WHAT THE EXERCISE ASKS: Can the data below be echoed back word for word?
[BEGIN INFORMATION PROVIDED]
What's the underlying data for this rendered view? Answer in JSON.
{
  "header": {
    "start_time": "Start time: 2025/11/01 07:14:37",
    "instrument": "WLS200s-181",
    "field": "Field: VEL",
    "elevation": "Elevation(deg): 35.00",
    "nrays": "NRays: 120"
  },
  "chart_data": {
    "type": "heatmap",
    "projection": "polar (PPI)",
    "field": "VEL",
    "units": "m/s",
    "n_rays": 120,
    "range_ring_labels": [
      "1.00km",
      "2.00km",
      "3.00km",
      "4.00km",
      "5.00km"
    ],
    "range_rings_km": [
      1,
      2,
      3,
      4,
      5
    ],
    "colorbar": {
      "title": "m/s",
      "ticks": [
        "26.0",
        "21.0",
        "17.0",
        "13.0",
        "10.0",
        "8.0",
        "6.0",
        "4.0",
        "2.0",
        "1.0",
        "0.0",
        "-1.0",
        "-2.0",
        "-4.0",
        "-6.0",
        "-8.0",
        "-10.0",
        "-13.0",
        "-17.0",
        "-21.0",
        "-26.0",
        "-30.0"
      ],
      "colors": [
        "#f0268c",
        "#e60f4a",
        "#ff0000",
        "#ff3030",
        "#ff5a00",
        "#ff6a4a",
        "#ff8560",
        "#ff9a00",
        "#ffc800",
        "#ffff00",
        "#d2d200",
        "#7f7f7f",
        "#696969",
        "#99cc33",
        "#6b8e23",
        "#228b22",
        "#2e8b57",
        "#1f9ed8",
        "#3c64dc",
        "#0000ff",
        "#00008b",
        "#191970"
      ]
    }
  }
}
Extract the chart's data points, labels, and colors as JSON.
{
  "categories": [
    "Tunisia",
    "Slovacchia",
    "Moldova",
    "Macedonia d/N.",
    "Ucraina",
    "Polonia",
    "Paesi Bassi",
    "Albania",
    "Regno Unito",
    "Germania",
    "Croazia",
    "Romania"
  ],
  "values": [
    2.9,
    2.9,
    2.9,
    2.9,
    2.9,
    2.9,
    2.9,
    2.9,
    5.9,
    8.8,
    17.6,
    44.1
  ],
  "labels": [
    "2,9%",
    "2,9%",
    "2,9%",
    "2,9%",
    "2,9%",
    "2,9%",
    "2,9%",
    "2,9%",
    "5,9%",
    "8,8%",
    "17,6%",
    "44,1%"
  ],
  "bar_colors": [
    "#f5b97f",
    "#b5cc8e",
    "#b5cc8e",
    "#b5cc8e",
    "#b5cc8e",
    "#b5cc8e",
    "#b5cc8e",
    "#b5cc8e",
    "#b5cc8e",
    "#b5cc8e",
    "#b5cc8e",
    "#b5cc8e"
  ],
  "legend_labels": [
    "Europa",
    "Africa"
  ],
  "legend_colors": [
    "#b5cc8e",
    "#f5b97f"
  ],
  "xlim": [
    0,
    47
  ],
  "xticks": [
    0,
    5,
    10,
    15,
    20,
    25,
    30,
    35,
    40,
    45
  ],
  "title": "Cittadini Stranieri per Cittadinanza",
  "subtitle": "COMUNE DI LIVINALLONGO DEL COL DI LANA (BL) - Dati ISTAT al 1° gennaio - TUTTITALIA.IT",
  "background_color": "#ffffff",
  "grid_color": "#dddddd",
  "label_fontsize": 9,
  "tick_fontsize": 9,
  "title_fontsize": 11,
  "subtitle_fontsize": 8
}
[END INFORMATION PROVIDED]
RESULT:
What's the underlying data for this rendered view? Answer in JSON.
{
  "header": {
    "start_time": "Start time: 2025/11/01 07:14:37",
    "instrument": "WLS200s-181",
    "field": "Field: VEL",
    "elevation": "Elevation(deg): 35.00",
    "nrays": "NRays: 120"
  },
  "chart_data": {
    "type": "heatmap",
    "projection": "polar (PPI)",
    "field": "VEL",
    "units": "m/s",
    "n_rays": 120,
    "range_ring_labels": [
      "1.00km",
      "2.00km",
      "3.00km",
      "4.00km",
      "5.00km"
    ],
    "range_rings_km": [
      1,
      2,
      3,
      4,
      5
    ],
    "colorbar": {
      "title": "m/s",
      "ticks": [
        "26.0",
        "21.0",
        "17.0",
        "13.0",
        "10.0",
        "8.0",
        "6.0",
        "4.0",
        "2.0",
        "1.0",
        "0.0",
        "-1.0",
        "-2.0",
        "-4.0",
        "-6.0",
        "-8.0",
        "-10.0",
        "-13.0",
        "-17.0",
        "-21.0",
        "-26.0",
        "-30.0"
      ],
      "colors": [
        "#f0268c",
        "#e60f4a",
        "#ff0000",
        "#ff3030",
        "#ff5a00",
        "#ff6a4a",
        "#ff8560",
        "#ff9a00",
        "#ffc800",
        "#ffff00",
        "#d2d200",
        "#7f7f7f",
        "#696969",
        "#99cc33",
        "#6b8e23",
        "#228b22",
        "#2e8b57",
        "#1f9ed8",
        "#3c64dc",
        "#0000ff",
        "#00008b",
        "#191970"
      ]
    }
  }
}
Extract the chart's data points, labels, and colors as JSON.
{
  "categories": [
    "Tunisia",
    "Slovacchia",
    "Moldova",
    "Macedonia d/N.",
    "Ucraina",
    "Polonia",
    "Paesi Bassi",
    "Albania",
    "Regno Unito",
    "Germania",
    "Croazia",
    "Romania"
  ],
  "values": [
    2.9,
    2.9,
    2.9,
    2.9,
    2.9,
    2.9,
    2.9,
    2.9,
    5.9,
    8.8,
    17.6,
    44.1
  ],
  "labels": [
    "2,9%",
    "2,9%",
    "2,9%",
    "2,9%",
    "2,9%",
    "2,9%",
    "2,9%",
    "2,9%",
    "5,9%",
    "8,8%",
    "17,6%",
    "44,1%"
  ],
  "bar_colors": [
    "#f5b97f",
    "#b5cc8e",
    "#b5cc8e",
    "#b5cc8e",
    "#b5cc8e",
    "#b5cc8e",
    "#b5cc8e",
    "#b5cc8e",
    "#b5cc8e",
    "#b5cc8e",
    "#b5cc8e",
    "#b5cc8e"
  ],
  "legend_labels": [
    "Europa",
    "Africa"
  ],
  "legend_colors": [
    "#b5cc8e",
    "#f5b97f"
  ],
  "xlim": [
    0,
    47
  ],
  "xticks": [
    0,
    5,
    10,
    15,
    20,
    25,
    30,
    35,
    40,
    45
  ],
  "title": "Cittadini Stranieri per Cittadinanza",
  "subtitle": "COMUNE DI LIVINALLONGO DEL COL DI LANA (BL) - Dati ISTAT al 1° gennaio - TUTTITALIA.IT",
  "background_color": "#ffffff",
  "grid_color": "#dddddd",
  "label_fontsize": 9,
  "tick_fontsize": 9,
  "title_fontsize": 11,
  "subtitle_fontsize": 8
}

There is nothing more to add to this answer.